Each line of the material below that holds the word "Karakteristik" needs to be copied.
··········
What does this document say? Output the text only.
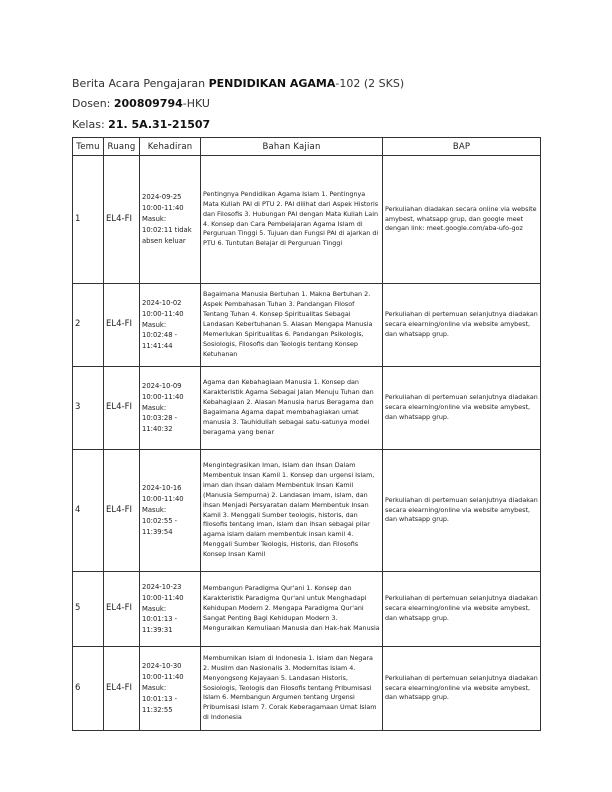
Berita Acara Pengajaran PENDIDIKAN AGAMA-102 (2 SKS)
Dosen: 200809794-HKU
Kelas: 21. 5A.31-21507
Temu	Ruang	Kehadiran	Bahan Kajian	BAP
1	EL4-FI	2024-09-25 10:00-11:40 Masuk: 10:02:11 tidak absen keluar	Pentingnya Pendidikan Agama Islam 1. Pentingnya Mata Kuliah PAI di PTU 2. PAI dilihat dari Aspek Historis dan Filosofis 3. Hubungan PAI dengan Mata Kuliah Lain 4. Konsep dan Cara Pembelajaran Agama Islam di Perguruan Tinggi 5. Tujuan dan Fungsi PAI di ajarkan di PTU 6. Tuntutan Belajar di Perguruan Tinggi	Perkuliahan diadakan secara online via website amybest, whatsapp grup, dan google meet dengan link: meet.google.com/aba-ufo-goz
2	EL4-FI	2024-10-02 10:00-11:40 Masuk: 10:02:48 - 11:41:44	Bagaimana Manusia Bertuhan 1. Makna Bertuhan 2. Aspek Pembahasan Tuhan 3. Pandangan Filosof Tentang Tuhan 4. Konsep Spiritualitas Sebagai Landasan Kebertuhanan 5. Alasan Mengapa Manusia Memerlukan Spiritualitas 6. Pandangan Psikologis, Sosiologis, Filosofis dan Teologis tentang Konsep Ketuhanan	Perkuliahan di pertemuan selanjutnya diadakan secara elearning/online via website amybest, dan whatsapp grup.
3	EL4-FI	2024-10-09 10:00-11:40 Masuk: 10:03:28 - 11:40:32	Agama dan Kebahagiaan Manusia 1. Konsep dan Karakteristik Agama Sebagai Jalan Menuju Tuhan dan Kebahagiaan 2. Alasan Manusia harus Beragama dan Bagaimana Agama dapat membahagiakan umat manusia 3. Tauhidullah sebagai satu-satunya model beragama yang benar	Perkuliahan di pertemuan selanjutnya diadakan secara elearning/online via website amybest, dan whatsapp grup.
4	EL4-FI	2024-10-16 10:00-11:40 Masuk: 10:02:55 - 11:39:54	Mengintegrasikan Iman, Islam dan Ihsan Dalam Membentuk Insan Kamil 1. Konsep dan urgensi Islam, iman dan ihsan dalam Membentuk Insan Kamil (Manusia Sempurna) 2. Landasan imam, islam, dan ihsan Menjadi Persyaratan dalam Membentuk Insan Kamil 3. Menggali Sumber teologis, historis, dan filosofis tentang iman, islam dan ihsan sebagai pilar agama islam dalam membentuk insan kamil 4. Menggali Sumber Teologis, Historis, dan Filosofis Konsep Insan Kamil	Perkuliahan di pertemuan selanjutnya diadakan secara elearning/online via website amybest, dan whatsapp grup.
5	EL4-FI	2024-10-23 10:00-11:40 Masuk: 10:01:13 - 11:39:31	Membangun Paradigma Qur'ani 1. Konsep dan Karakteristik Paradigma Qur'ani untuk Menghadapi Kehidupan Modern 2. Mengapa Paradigma Qur'ani Sangat Penting Bagi Kehidupan Modern 3. Menguraikan Kemuliaan Manusia dan Hak-hak Manusia	Perkuliahan di pertemuan selanjutnya diadakan secara elearning/online via website amybest, dan whatsapp grup.
6	EL4-FI	2024-10-30 10:00-11:40 Masuk: 10:01:13 - 11:32:55	Membumikan Islam di Indonesia 1. Islam dan Negara 2. Muslim dan Nasionalis 3. Modernitas Islam 4. Menyongsong Kejayaan 5. Landasan Historis, Sosiologis, Teologis dan Filosofis tentang Pribumisasi Islam 6. Membangun Argumen tentang Urgensi Pribumisasi Islam 7. Corak Keberagamaan Umat Islam di Indonesia	Perkuliahan di pertemuan selanjutnya diadakan secara elearning/online via website amybest, dan whatsapp grup.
··········
■ **Response**
3	EL4-FI	2024-10-09 10:00-11:40 Masuk: 10:03:28 - 11:40:32	Agama dan Kebahagiaan Manusia 1. Konsep dan Karakteristik Agama Sebagai Jalan Menuju Tuhan dan Kebahagiaan 2. Alasan Manusia harus Beragama dan Bagaimana Agama dapat membahagiakan umat manusia 3. Tauhidullah sebagai satu-satunya model beragama yang benar	Perkuliahan di pertemuan selanjutnya diadakan secara elearning/online via website amybest, dan whatsapp grup.
5	EL4-FI	2024-10-23 10:00-11:40 Masuk: 10:01:13 - 11:39:31	Membangun Paradigma Qur'ani 1. Konsep dan Karakteristik Paradigma Qur'ani untuk Menghadapi Kehidupan Modern 2. Mengapa Paradigma Qur'ani Sangat Penting Bagi Kehidupan Modern 3. Menguraikan Kemuliaan Manusia dan Hak-hak Manusia	Perkuliahan di pertemuan selanjutnya diadakan secara elearning/online via website amybest, dan whatsapp grup.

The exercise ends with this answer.